- Exercise prompt: Give every line from the entries that contains "setup".
___ Material ___
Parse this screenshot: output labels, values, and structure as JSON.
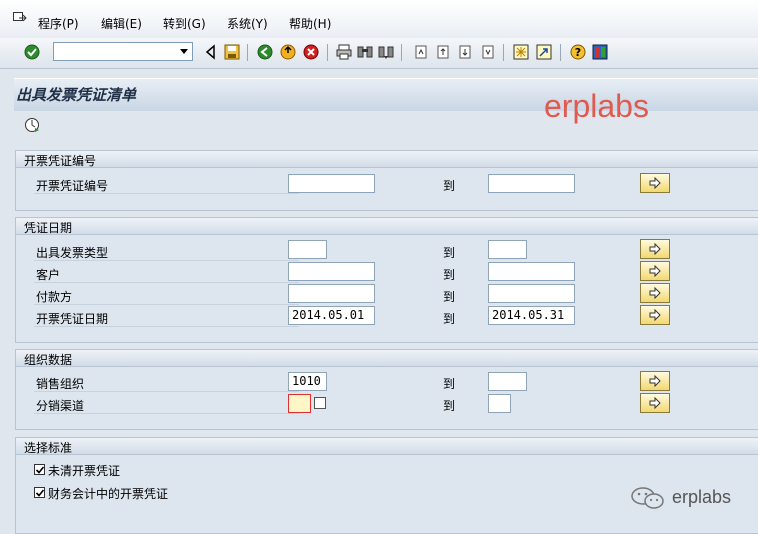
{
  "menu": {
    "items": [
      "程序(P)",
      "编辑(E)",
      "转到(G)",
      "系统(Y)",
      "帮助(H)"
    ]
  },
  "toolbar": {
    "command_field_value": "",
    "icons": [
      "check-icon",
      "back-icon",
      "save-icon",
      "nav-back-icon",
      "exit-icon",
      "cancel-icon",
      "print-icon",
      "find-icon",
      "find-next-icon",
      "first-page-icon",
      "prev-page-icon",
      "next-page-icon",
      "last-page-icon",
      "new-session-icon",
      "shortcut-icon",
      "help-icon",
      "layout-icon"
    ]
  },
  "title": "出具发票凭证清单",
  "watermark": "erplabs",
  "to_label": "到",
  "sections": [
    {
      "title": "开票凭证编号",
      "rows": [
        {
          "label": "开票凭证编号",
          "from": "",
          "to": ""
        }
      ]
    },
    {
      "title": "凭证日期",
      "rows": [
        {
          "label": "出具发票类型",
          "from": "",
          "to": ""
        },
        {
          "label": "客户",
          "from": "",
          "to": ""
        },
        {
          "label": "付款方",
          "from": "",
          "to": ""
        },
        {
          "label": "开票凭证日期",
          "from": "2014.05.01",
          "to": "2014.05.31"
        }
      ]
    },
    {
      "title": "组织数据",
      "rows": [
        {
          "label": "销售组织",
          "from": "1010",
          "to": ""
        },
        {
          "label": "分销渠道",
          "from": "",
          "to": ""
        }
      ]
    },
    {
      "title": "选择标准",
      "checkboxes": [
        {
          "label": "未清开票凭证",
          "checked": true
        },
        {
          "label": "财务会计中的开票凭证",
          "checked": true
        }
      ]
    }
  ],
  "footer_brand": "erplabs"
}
___
___ Material ___
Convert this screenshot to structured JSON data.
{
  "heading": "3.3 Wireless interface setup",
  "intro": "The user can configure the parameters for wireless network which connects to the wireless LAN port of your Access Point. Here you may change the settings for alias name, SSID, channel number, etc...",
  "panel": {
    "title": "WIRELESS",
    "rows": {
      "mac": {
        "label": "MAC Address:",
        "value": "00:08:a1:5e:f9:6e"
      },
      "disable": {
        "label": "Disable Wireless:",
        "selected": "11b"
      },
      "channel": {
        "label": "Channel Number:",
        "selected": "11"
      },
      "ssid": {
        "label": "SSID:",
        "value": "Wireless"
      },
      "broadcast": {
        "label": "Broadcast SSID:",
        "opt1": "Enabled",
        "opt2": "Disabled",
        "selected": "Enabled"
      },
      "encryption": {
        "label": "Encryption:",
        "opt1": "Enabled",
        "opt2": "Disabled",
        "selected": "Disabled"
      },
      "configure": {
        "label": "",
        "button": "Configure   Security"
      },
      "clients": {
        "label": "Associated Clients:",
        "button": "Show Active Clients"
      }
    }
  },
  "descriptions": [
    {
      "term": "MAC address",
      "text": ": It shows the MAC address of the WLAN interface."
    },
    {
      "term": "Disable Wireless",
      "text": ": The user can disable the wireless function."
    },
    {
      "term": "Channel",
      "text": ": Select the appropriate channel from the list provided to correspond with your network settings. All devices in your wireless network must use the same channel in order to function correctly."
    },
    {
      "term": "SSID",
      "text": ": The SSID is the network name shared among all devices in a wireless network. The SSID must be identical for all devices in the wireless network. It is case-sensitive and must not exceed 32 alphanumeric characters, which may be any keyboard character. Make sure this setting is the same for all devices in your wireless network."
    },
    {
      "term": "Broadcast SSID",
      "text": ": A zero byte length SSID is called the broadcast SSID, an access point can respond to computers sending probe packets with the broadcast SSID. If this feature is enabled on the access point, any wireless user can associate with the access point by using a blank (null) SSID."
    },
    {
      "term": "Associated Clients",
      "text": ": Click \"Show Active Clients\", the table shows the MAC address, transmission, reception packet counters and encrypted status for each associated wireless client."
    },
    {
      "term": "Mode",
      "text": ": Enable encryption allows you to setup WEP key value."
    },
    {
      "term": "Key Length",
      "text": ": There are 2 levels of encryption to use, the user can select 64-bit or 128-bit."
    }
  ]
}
___
- Correct result:
  "heading": "3.3 Wireless interface setup",
      "text": ": Enable encryption allows you to setup WEP key value."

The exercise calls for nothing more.